From the entries below, tally how many lines contain "Lovčice" and report only that figure.

## Begin DATA PROVIDED

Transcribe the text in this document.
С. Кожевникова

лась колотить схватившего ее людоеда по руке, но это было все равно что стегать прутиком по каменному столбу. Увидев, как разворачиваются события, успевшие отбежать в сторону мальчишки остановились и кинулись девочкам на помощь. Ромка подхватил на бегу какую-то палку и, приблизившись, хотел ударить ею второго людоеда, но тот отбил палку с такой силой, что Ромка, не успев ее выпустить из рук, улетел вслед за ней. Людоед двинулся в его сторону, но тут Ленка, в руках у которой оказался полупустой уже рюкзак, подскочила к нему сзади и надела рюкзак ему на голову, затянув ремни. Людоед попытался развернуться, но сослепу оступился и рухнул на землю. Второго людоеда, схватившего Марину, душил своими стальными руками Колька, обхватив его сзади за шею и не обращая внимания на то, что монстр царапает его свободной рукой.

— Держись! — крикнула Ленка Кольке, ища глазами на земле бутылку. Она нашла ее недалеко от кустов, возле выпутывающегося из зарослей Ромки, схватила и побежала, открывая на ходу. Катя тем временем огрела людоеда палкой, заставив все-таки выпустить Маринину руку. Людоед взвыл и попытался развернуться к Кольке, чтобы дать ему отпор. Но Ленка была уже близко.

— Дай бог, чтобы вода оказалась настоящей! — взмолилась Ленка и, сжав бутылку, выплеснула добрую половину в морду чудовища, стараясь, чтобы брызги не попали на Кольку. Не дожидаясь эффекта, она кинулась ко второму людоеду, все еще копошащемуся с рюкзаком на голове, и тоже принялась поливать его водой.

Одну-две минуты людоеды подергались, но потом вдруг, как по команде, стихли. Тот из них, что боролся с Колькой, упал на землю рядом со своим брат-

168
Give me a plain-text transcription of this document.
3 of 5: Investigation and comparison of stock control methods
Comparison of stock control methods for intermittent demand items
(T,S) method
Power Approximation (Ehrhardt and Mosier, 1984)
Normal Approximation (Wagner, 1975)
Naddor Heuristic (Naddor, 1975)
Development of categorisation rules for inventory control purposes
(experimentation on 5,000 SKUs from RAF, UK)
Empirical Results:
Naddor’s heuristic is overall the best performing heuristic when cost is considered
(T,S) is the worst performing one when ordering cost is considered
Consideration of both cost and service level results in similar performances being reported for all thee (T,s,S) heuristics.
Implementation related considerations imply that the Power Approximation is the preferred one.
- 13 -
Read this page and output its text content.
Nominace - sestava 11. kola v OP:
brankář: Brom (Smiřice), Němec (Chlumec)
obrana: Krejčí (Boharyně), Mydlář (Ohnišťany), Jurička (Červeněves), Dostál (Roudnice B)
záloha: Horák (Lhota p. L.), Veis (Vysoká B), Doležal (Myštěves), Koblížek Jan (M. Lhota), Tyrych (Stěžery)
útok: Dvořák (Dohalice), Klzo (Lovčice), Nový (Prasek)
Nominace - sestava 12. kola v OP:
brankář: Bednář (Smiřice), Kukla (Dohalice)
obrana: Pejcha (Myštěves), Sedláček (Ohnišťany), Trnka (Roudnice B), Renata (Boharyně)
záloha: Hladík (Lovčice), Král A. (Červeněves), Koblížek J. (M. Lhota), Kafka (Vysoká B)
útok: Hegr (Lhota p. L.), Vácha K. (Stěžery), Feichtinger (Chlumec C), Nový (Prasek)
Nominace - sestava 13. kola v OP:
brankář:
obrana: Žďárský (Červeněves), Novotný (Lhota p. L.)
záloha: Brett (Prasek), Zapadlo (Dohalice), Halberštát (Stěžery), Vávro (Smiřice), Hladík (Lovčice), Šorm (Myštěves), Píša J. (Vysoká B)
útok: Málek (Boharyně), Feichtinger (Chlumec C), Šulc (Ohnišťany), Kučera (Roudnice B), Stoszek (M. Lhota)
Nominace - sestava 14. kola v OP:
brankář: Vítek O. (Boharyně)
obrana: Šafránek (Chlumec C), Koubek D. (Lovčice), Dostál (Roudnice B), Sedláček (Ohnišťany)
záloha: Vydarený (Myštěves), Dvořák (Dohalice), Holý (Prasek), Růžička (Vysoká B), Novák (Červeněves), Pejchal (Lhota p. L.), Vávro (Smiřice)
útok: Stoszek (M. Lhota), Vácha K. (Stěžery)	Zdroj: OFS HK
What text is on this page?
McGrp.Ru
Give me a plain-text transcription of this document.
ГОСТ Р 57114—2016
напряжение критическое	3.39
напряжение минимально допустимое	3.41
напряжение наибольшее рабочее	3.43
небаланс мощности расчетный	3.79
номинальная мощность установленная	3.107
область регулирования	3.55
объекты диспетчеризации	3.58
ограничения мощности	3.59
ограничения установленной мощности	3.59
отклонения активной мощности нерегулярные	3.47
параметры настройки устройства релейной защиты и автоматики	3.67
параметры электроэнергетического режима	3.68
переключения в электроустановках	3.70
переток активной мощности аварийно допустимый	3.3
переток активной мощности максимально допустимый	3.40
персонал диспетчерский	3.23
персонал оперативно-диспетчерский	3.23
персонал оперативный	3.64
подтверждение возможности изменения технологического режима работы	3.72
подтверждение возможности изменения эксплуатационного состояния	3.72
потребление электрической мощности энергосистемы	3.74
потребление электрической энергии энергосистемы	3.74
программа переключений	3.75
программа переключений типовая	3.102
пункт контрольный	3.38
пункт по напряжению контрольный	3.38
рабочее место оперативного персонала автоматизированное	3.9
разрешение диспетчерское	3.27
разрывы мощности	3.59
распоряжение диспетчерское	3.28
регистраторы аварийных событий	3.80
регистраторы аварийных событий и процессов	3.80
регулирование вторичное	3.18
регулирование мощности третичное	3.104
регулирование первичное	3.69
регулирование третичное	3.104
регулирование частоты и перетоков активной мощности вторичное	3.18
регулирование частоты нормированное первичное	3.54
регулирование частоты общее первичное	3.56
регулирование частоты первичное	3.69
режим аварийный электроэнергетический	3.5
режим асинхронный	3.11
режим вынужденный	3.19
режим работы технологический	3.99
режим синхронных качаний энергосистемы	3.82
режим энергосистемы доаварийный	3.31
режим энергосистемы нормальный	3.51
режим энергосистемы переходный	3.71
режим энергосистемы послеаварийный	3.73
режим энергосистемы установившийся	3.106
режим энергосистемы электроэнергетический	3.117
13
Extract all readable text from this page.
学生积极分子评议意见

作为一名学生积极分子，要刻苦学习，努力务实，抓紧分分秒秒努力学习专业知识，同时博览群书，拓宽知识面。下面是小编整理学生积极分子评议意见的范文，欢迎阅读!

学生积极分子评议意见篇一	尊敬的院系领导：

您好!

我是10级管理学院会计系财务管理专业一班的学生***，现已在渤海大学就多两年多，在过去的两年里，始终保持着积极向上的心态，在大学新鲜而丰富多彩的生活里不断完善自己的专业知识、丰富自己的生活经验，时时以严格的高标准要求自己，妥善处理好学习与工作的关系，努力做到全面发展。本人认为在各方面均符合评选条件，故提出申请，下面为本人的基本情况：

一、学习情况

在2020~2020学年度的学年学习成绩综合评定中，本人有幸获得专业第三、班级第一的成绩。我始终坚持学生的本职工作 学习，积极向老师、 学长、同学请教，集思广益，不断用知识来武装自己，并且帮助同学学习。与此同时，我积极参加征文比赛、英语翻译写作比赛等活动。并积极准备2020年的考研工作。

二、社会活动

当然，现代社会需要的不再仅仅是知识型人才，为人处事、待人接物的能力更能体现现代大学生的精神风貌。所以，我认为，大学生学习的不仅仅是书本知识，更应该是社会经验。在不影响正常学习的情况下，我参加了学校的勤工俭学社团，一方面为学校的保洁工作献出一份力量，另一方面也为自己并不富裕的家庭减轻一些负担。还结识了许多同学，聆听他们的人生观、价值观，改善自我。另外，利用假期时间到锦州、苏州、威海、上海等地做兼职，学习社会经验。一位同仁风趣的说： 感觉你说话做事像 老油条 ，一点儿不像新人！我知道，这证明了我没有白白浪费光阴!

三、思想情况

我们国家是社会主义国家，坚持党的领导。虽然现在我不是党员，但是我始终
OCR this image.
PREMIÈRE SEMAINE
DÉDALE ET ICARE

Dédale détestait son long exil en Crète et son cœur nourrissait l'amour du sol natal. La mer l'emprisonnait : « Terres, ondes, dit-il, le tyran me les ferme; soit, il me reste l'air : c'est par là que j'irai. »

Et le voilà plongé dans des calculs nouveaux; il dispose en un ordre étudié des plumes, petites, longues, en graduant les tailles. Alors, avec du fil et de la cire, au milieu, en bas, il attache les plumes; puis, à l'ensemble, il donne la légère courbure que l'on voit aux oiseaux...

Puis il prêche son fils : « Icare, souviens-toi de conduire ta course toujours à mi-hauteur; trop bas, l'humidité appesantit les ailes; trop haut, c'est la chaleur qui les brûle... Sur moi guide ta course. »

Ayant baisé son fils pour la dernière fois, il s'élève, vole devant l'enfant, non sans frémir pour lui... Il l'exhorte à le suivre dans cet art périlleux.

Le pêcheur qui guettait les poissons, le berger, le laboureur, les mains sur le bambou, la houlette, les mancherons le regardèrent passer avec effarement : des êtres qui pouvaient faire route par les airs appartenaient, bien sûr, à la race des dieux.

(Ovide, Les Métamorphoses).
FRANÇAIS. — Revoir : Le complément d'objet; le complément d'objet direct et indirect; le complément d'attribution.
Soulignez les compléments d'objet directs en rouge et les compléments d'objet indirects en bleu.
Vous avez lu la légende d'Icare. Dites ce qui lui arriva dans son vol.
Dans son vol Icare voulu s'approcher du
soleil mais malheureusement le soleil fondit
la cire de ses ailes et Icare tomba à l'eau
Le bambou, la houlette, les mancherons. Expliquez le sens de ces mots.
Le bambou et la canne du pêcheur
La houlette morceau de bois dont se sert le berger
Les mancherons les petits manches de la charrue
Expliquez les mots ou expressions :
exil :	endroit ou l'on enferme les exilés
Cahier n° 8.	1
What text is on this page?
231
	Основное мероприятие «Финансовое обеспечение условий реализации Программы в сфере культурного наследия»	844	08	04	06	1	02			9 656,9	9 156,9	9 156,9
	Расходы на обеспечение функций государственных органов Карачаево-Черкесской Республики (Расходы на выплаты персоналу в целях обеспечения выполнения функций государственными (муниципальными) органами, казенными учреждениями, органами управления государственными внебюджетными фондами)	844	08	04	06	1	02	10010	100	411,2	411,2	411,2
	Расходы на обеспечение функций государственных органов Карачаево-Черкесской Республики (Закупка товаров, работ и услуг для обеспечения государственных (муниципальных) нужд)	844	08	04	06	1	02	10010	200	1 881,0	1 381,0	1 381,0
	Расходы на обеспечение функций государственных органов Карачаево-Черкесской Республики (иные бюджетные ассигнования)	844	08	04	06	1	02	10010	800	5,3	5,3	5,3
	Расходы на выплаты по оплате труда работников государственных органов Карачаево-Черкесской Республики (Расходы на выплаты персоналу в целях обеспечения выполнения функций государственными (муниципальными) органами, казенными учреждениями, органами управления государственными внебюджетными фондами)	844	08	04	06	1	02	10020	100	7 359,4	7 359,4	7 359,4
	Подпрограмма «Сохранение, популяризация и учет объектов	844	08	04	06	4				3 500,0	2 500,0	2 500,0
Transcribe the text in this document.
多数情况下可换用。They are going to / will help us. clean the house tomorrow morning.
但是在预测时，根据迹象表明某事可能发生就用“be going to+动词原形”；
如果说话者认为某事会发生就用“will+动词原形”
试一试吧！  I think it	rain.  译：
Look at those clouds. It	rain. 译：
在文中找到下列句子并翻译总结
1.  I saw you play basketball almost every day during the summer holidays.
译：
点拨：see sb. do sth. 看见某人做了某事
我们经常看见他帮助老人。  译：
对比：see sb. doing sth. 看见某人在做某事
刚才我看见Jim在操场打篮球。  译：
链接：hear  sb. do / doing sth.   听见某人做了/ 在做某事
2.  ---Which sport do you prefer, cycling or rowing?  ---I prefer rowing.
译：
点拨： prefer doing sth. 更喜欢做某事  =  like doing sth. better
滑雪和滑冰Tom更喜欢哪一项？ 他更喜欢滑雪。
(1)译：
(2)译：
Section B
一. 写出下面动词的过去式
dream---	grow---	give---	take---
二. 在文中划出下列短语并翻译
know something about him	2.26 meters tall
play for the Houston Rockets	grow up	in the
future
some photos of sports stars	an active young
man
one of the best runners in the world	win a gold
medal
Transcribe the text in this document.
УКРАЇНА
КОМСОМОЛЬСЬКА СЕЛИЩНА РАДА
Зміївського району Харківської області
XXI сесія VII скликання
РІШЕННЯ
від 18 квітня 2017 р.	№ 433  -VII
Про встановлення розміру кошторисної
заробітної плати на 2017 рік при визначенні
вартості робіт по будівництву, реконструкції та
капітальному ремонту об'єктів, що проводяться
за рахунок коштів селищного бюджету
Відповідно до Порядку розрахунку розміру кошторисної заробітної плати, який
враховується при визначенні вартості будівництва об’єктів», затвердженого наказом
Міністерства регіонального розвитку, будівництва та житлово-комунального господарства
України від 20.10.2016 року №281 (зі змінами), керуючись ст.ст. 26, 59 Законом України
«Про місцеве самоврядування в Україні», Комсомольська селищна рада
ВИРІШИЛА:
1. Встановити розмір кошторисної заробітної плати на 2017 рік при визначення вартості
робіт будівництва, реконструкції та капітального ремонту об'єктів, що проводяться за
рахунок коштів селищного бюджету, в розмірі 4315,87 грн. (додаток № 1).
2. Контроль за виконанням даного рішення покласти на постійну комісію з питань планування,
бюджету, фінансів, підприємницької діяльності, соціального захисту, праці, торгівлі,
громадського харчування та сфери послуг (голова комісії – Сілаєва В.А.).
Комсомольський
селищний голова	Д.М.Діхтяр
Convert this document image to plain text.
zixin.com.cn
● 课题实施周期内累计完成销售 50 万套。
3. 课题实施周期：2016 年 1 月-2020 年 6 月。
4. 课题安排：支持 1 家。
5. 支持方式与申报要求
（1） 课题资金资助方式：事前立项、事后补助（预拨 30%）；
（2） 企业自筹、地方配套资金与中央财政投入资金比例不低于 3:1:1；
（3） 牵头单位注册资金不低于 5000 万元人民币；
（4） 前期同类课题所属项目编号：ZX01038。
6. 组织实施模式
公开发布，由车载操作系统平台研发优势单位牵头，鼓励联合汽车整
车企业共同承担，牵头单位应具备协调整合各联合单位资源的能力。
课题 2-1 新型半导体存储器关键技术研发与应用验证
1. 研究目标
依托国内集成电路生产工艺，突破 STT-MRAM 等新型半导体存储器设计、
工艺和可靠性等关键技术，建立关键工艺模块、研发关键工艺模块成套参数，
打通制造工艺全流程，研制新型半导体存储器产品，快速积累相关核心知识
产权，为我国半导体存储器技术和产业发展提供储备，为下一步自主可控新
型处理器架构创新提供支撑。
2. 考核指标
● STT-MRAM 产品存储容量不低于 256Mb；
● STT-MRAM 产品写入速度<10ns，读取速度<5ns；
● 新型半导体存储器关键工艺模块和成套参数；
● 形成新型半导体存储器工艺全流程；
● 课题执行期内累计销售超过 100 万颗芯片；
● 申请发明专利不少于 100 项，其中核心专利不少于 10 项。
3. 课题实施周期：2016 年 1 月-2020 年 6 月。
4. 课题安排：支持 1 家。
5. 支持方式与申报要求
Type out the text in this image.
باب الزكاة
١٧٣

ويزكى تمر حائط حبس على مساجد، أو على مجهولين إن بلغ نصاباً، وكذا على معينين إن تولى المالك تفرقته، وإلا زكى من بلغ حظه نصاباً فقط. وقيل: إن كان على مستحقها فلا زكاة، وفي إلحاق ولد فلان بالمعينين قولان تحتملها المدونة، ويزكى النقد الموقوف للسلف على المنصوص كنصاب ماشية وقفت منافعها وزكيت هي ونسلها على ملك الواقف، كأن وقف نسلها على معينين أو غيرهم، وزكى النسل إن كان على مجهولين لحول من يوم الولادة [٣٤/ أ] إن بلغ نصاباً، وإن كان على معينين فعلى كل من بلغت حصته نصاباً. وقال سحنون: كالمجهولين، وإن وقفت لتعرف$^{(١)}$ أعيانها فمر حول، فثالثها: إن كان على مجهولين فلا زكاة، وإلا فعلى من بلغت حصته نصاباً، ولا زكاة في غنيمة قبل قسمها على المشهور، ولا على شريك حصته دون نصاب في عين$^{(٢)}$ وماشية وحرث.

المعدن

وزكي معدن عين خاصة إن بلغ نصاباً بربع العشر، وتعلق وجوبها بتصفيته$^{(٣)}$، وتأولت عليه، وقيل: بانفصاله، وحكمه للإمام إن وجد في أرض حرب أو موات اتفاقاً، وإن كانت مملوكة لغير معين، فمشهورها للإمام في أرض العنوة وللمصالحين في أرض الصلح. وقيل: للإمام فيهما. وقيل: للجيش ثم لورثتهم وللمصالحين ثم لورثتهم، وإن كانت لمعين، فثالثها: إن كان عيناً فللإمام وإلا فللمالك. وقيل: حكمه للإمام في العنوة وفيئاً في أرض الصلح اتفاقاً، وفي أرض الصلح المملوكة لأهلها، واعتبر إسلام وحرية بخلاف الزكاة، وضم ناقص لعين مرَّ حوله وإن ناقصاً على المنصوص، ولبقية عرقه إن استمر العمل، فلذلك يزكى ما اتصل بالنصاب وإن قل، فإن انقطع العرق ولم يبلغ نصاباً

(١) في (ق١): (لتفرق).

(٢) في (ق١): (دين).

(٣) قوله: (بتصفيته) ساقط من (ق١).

## End DATA PROVIDED

### ANSWER
4